#### Material for the task ####

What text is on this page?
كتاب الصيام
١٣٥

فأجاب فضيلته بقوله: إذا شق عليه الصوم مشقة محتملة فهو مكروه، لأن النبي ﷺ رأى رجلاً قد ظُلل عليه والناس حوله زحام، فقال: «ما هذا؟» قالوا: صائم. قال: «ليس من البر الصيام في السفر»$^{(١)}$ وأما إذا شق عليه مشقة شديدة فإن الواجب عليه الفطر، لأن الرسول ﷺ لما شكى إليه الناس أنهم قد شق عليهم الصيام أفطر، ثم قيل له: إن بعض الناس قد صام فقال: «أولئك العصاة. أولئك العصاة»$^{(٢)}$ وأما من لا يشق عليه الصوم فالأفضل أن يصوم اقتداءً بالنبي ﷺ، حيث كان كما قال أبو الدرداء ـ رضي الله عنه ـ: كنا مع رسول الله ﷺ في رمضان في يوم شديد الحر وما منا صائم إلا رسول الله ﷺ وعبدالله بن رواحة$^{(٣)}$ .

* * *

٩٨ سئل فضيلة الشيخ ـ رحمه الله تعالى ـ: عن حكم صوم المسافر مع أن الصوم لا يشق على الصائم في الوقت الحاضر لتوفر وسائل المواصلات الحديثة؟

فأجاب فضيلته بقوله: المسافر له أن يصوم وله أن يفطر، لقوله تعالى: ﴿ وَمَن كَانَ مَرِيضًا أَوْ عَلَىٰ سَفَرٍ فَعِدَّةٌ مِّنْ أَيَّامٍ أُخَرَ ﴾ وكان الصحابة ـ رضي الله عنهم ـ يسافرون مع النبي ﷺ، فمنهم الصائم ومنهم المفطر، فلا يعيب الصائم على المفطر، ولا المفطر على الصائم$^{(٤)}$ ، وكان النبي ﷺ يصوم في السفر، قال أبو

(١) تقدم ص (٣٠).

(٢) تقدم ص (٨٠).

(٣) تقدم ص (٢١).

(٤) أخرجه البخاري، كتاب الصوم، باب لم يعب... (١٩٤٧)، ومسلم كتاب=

####

_Directions for this task:_ Quote the entire listing above exactly.

_Completed task:_
What text is on this page?
كتاب الصيام
١٣٥

فأجاب فضيلته بقوله: إذا شق عليه الصوم مشقة محتملة فهو مكروه، لأن النبي ﷺ رأى رجلاً قد ظُلل عليه والناس حوله زحام، فقال: «ما هذا؟» قالوا: صائم. قال: «ليس من البر الصيام في السفر»$^{(١)}$ وأما إذا شق عليه مشقة شديدة فإن الواجب عليه الفطر، لأن الرسول ﷺ لما شكى إليه الناس أنهم قد شق عليهم الصيام أفطر، ثم قيل له: إن بعض الناس قد صام فقال: «أولئك العصاة. أولئك العصاة»$^{(٢)}$ وأما من لا يشق عليه الصوم فالأفضل أن يصوم اقتداءً بالنبي ﷺ، حيث كان كما قال أبو الدرداء ـ رضي الله عنه ـ: كنا مع رسول الله ﷺ في رمضان في يوم شديد الحر وما منا صائم إلا رسول الله ﷺ وعبدالله بن رواحة$^{(٣)}$ .

* * *

٩٨ سئل فضيلة الشيخ ـ رحمه الله تعالى ـ: عن حكم صوم المسافر مع أن الصوم لا يشق على الصائم في الوقت الحاضر لتوفر وسائل المواصلات الحديثة؟

فأجاب فضيلته بقوله: المسافر له أن يصوم وله أن يفطر، لقوله تعالى: ﴿ وَمَن كَانَ مَرِيضًا أَوْ عَلَىٰ سَفَرٍ فَعِدَّةٌ مِّنْ أَيَّامٍ أُخَرَ ﴾ وكان الصحابة ـ رضي الله عنهم ـ يسافرون مع النبي ﷺ، فمنهم الصائم ومنهم المفطر، فلا يعيب الصائم على المفطر، ولا المفطر على الصائم$^{(٤)}$ ، وكان النبي ﷺ يصوم في السفر، قال أبو

(١) تقدم ص (٣٠).

(٢) تقدم ص (٨٠).

(٣) تقدم ص (٢١).

(٤) أخرجه البخاري، كتاب الصوم، باب لم يعب... (١٩٤٧)، ومسلم كتاب=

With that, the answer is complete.